RECORD SET |
--- begin ---

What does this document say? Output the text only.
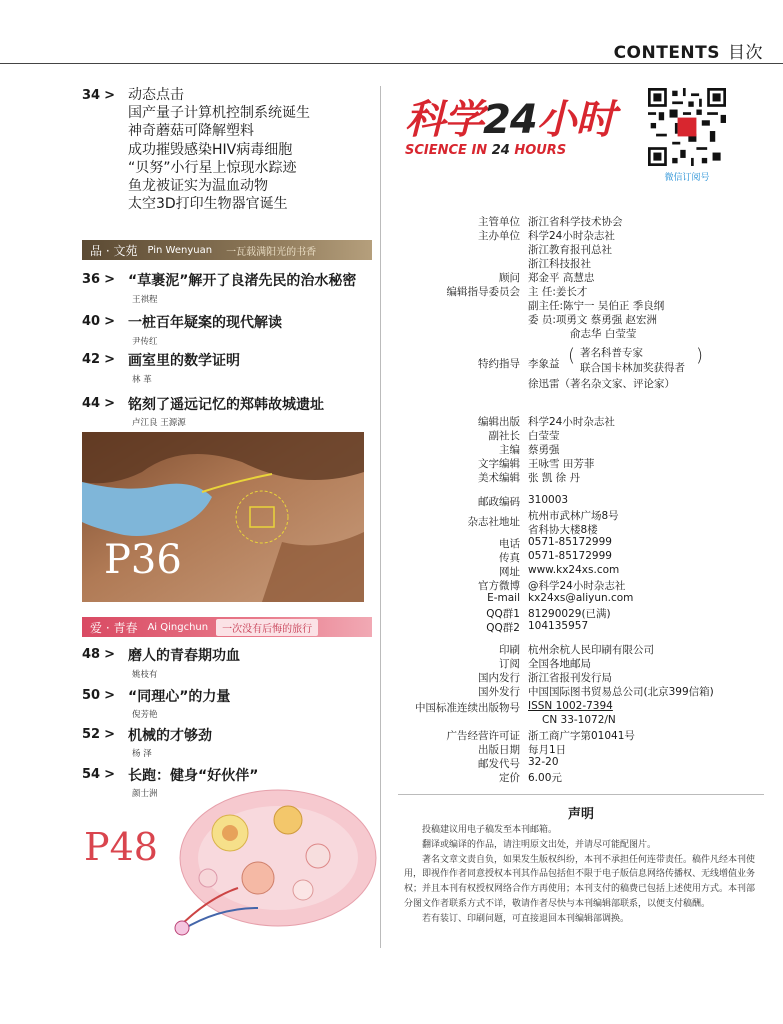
CONTENTS 目次
34 > 动态点击
国产量子计算机控制系统诞生
神奇蘑菇可降解塑料
成功摧毁感染HIV病毒细胞
“贝努”小行星上惊现水踪迹
鱼龙被证实为温血动物
太空3D打印生物器官诞生
品 · 文苑 Pin Wenyuan	一瓦载满阳光的书香
36 > “草裹泥”解开了良渚先民的治水秘密
王祺程
40 > 一桩百年疑案的现代解读
尹传红
42 > 画室里的数学证明
林 革
44 > 铭刻了遥远记忆的郑韩故城遗址
卢江良 王源源
P36
爱 · 青春 Ai Qingchun	一次没有后悔的旅行
48 > 磨人的青春期功血
姚枝有
50 > “同理心”的力量
倪芳艳
52 > 机械的才够劲
杨 泽
54 > 长跑：健身“好伙伴”
颜士洲
P48
科学24小时
SCIENCE IN 24 HOURS
微信订阅号
主管单位 浙江省科学技术协会
主办单位 科学24小时杂志社
浙江教育报刊总社
浙江科技报社
顾问 郑金平 高慧忠
编辑指导委员会 主 任:姜长才
副主任:陈宁一 吴伯正 季良纲
委 员:项勇文 蔡勇强 赵宏洲
俞志华 白莹莹
特约指导 李象益 ( 著名科普专家
联合国卡林加奖获得者
)
徐迅雷（著名杂文家、评论家）
编辑出版 科学24小时杂志社
副社长 白莹莹
主编 蔡勇强
文字编辑 王咏雪 田芳菲
美术编辑 张 凯 徐 丹
邮政编码 310003
杂志社地址 杭州市武林广场8号
省科协大楼8楼
电话 0571-85172999
传真 0571-85172999
网址 www.kx24xs.com
官方微博 @科学24小时杂志社
E-mail kx24xs@aliyun.com
QQ群1 81290029(已满)
QQ群2 104135957
印刷 杭州余杭人民印刷有限公司
订阅 全国各地邮局
国内发行 浙江省报刊发行局
国外发行 中国国际图书贸易总公司(北京399信箱)
中国标准连续出版物号 ISSN 1002-7394
CN 33-1072/N
广告经营许可证 浙工商广字第01041号
出版日期 每月1日
邮发代号 32-20
定价 6.00元
声明

投稿建议用电子稿发至本刊邮箱。

翻译或编译的作品，请注明原文出处，并请尽可能配图片。

著名文章文责自负，如果发生版权纠纷，本刊不承担任何连带责任。稿件凡经本刊使用，即视作作者同意授权本刊其作品包括但不限于电子版信息网络传播权、无线增值业务权；并且本刊有权授权网络合作方再使用；本刊支付的稿费已包括上述使用方式。本刊部分图文作者联系方式不详，敬请作者尽快与本刊编辑部联系，以便支付稿酬。

若有装订、印刷问题，可直接退回本刊编辑部调换。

--- end ---

WHAT YOU HAVE TO DO | Omitting all images, print the listing exactly.

ANSWER TO THE PROBLEM |
What does this document say? Output the text only.
CONTENTS 目次
34 > 动态点击
国产量子计算机控制系统诞生
神奇蘑菇可降解塑料
成功摧毁感染HIV病毒细胞
“贝努”小行星上惊现水踪迹
鱼龙被证实为温血动物
太空3D打印生物器官诞生
品 · 文苑 Pin Wenyuan	一瓦载满阳光的书香
36 > “草裹泥”解开了良渚先民的治水秘密
王祺程
40 > 一桩百年疑案的现代解读
尹传红
42 > 画室里的数学证明
林 革
44 > 铭刻了遥远记忆的郑韩故城遗址
卢江良 王源源
P36
爱 · 青春 Ai Qingchun	一次没有后悔的旅行
48 > 磨人的青春期功血
姚枝有
50 > “同理心”的力量
倪芳艳
52 > 机械的才够劲
杨 泽
54 > 长跑：健身“好伙伴”
颜士洲
P48
科学24小时
SCIENCE IN 24 HOURS
微信订阅号
主管单位 浙江省科学技术协会
主办单位 科学24小时杂志社
浙江教育报刊总社
浙江科技报社
顾问 郑金平 高慧忠
编辑指导委员会 主 任:姜长才
副主任:陈宁一 吴伯正 季良纲
委 员:项勇文 蔡勇强 赵宏洲
俞志华 白莹莹
特约指导 李象益 ( 著名科普专家
联合国卡林加奖获得者
)
徐迅雷（著名杂文家、评论家）
编辑出版 科学24小时杂志社
副社长 白莹莹
主编 蔡勇强
文字编辑 王咏雪 田芳菲
美术编辑 张 凯 徐 丹
邮政编码 310003
杂志社地址 杭州市武林广场8号
省科协大楼8楼
电话 0571-85172999
传真 0571-85172999
网址 www.kx24xs.com
官方微博 @科学24小时杂志社
E-mail kx24xs@aliyun.com
QQ群1 81290029(已满)
QQ群2 104135957
印刷 杭州余杭人民印刷有限公司
订阅 全国各地邮局
国内发行 浙江省报刊发行局
国外发行 中国国际图书贸易总公司(北京399信箱)
中国标准连续出版物号 ISSN 1002-7394
CN 33-1072/N
广告经营许可证 浙工商广字第01041号
出版日期 每月1日
邮发代号 32-20
定价 6.00元
声明

投稿建议用电子稿发至本刊邮箱。

翻译或编译的作品，请注明原文出处，并请尽可能配图片。

著名文章文责自负，如果发生版权纠纷，本刊不承担任何连带责任。稿件凡经本刊使用，即视作作者同意授权本刊其作品包括但不限于电子版信息网络传播权、无线增值业务权；并且本刊有权授权网络合作方再使用；本刊支付的稿费已包括上述使用方式。本刊部分图文作者联系方式不详，敬请作者尽快与本刊编辑部联系，以便支付稿酬。

若有装订、印刷问题，可直接退回本刊编辑部调换。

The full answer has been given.